**DIRECTION**
Write out the listing below without any changes, starting at its first line and ending at the line that contains "sot-contour: [209, 344, 391, 606]".

Saved entries list:
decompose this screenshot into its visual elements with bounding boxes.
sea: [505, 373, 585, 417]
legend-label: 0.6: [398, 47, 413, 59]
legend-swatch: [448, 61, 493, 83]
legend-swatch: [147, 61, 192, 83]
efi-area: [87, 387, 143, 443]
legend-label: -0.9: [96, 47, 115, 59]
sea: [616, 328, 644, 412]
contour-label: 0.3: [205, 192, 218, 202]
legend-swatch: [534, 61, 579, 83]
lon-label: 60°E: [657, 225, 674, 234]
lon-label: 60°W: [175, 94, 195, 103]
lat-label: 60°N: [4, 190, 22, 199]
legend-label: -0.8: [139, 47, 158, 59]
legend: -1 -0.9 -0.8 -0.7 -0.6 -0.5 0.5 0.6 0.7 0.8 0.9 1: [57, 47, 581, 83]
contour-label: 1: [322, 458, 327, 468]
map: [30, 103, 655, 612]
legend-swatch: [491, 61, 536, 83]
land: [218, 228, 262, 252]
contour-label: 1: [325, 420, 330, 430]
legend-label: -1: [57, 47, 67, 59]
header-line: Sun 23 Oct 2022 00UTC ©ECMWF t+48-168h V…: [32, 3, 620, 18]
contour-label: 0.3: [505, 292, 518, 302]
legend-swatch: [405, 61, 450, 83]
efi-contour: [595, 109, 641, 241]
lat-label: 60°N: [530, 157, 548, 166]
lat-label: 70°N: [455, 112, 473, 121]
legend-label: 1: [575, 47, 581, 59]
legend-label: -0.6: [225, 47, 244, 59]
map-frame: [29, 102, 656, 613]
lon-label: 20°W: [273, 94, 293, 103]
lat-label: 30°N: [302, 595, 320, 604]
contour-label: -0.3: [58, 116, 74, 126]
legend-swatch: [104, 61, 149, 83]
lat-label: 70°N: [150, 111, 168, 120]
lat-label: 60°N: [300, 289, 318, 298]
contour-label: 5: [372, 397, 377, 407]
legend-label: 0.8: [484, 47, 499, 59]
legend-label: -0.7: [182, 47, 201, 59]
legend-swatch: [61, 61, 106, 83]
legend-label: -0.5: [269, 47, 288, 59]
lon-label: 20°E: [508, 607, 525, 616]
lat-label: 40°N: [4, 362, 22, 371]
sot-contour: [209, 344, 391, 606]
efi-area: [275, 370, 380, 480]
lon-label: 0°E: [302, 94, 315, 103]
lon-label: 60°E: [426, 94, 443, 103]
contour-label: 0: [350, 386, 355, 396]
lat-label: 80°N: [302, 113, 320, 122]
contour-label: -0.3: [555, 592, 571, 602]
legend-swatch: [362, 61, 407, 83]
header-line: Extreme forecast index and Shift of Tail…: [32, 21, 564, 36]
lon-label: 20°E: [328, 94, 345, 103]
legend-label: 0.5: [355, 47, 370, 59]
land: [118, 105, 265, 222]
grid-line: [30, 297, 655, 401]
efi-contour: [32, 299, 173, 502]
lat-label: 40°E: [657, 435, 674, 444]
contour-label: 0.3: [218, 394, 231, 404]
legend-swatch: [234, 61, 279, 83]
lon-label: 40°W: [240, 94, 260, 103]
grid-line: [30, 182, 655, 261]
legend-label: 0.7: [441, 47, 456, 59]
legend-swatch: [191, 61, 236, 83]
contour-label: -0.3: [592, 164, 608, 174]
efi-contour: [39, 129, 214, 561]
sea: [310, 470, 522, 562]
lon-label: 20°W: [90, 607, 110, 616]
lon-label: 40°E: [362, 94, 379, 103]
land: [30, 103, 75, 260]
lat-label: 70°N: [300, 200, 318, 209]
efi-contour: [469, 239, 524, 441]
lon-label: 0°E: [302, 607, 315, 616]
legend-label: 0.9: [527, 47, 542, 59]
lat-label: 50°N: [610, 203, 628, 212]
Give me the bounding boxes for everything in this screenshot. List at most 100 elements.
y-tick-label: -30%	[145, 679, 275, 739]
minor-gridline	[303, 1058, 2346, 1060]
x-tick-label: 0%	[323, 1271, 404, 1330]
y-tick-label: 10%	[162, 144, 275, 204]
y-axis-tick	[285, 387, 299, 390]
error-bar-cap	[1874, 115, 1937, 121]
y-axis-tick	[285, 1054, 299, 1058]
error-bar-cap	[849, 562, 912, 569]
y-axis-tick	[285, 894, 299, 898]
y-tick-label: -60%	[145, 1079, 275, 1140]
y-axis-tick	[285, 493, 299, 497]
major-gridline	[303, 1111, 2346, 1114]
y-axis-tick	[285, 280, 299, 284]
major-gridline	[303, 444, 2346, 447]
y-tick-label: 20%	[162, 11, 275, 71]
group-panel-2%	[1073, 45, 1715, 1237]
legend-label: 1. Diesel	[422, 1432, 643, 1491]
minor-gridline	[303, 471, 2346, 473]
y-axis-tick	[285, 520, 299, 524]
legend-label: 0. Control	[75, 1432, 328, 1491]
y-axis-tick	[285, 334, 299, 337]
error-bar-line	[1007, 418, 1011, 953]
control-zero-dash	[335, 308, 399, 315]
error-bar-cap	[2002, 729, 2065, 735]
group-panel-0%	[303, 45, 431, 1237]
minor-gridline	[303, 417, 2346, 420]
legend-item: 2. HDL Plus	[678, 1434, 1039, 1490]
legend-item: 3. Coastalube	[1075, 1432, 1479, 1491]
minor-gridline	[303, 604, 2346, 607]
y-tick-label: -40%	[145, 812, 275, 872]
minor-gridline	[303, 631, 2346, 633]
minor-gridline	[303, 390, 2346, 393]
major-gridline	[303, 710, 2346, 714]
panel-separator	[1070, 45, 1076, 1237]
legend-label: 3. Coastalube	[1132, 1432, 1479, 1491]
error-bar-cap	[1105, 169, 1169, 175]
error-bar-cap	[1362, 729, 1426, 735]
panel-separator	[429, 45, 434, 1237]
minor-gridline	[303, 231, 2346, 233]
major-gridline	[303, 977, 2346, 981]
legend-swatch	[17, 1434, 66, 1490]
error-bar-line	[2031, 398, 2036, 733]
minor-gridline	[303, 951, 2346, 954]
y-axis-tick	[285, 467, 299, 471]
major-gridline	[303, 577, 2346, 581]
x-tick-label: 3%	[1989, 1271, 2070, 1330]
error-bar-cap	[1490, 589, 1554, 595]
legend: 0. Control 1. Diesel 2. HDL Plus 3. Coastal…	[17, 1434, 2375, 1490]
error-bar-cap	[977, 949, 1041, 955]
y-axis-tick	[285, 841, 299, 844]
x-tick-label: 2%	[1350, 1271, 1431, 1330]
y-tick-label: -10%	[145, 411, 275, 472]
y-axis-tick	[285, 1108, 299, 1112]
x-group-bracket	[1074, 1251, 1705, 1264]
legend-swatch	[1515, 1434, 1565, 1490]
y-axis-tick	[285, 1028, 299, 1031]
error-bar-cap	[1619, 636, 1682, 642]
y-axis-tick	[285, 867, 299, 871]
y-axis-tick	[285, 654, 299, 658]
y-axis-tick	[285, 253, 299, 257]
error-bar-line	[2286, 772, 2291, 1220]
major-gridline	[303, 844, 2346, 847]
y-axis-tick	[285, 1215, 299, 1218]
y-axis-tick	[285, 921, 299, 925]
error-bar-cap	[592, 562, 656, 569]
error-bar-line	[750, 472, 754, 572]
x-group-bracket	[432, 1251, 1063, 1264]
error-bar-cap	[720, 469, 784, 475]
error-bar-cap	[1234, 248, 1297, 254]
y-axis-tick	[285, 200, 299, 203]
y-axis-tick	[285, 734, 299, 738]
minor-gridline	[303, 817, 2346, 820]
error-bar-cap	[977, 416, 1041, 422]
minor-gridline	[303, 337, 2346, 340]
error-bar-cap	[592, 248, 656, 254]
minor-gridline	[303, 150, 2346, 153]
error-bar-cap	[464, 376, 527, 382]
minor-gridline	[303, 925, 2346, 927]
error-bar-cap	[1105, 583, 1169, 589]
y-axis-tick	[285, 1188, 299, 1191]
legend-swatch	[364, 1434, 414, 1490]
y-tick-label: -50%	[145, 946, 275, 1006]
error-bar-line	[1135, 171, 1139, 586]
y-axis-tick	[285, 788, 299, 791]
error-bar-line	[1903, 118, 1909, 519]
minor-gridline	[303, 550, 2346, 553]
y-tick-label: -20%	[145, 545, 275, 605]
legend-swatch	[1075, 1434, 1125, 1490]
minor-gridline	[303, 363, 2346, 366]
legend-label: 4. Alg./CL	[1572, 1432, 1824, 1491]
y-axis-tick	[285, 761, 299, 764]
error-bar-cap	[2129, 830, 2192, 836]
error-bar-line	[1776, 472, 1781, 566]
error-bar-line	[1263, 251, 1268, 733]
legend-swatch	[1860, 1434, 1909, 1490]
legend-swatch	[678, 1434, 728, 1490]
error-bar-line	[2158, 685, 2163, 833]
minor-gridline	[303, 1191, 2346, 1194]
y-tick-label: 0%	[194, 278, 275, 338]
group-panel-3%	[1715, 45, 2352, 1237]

**EXERCISE ANSWER**
decompose this screenshot into its visual elements with bounding boxes.
sea: [505, 373, 585, 417]
legend-label: 0.6: [398, 47, 413, 59]
legend-swatch: [448, 61, 493, 83]
legend-swatch: [147, 61, 192, 83]
efi-area: [87, 387, 143, 443]
legend-label: -0.9: [96, 47, 115, 59]
sea: [616, 328, 644, 412]
contour-label: 0.3: [205, 192, 218, 202]
legend-swatch: [534, 61, 579, 83]
lon-label: 60°E: [657, 225, 674, 234]
lon-label: 60°W: [175, 94, 195, 103]
lat-label: 60°N: [4, 190, 22, 199]
legend-label: -0.8: [139, 47, 158, 59]
legend: -1 -0.9 -0.8 -0.7 -0.6 -0.5 0.5 0.6 0.7 0.8 0.9 1: [57, 47, 581, 83]
contour-label: 1: [322, 458, 327, 468]
map: [30, 103, 655, 612]
legend-swatch: [491, 61, 536, 83]
land: [218, 228, 262, 252]
contour-label: 1: [325, 420, 330, 430]
legend-label: -1: [57, 47, 67, 59]
header-line: Sun 23 Oct 2022 00UTC ©ECMWF t+48-168h V…: [32, 3, 620, 18]
contour-label: 0.3: [505, 292, 518, 302]
legend-swatch: [405, 61, 450, 83]
efi-contour: [595, 109, 641, 241]
lat-label: 60°N: [530, 157, 548, 166]
lat-label: 70°N: [455, 112, 473, 121]
legend-label: 1: [575, 47, 581, 59]
legend-label: -0.6: [225, 47, 244, 59]
map-frame: [29, 102, 656, 613]
lon-label: 20°W: [273, 94, 293, 103]
lat-label: 30°N: [302, 595, 320, 604]
contour-label: -0.3: [58, 116, 74, 126]
legend-swatch: [104, 61, 149, 83]
lat-label: 70°N: [150, 111, 168, 120]
lat-label: 60°N: [300, 289, 318, 298]
contour-label: 5: [372, 397, 377, 407]
legend-label: 0.8: [484, 47, 499, 59]
legend-label: -0.7: [182, 47, 201, 59]
legend-swatch: [61, 61, 106, 83]
legend-label: -0.5: [269, 47, 288, 59]
lon-label: 20°E: [508, 607, 525, 616]
lat-label: 40°N: [4, 362, 22, 371]
sot-contour: [209, 344, 391, 606]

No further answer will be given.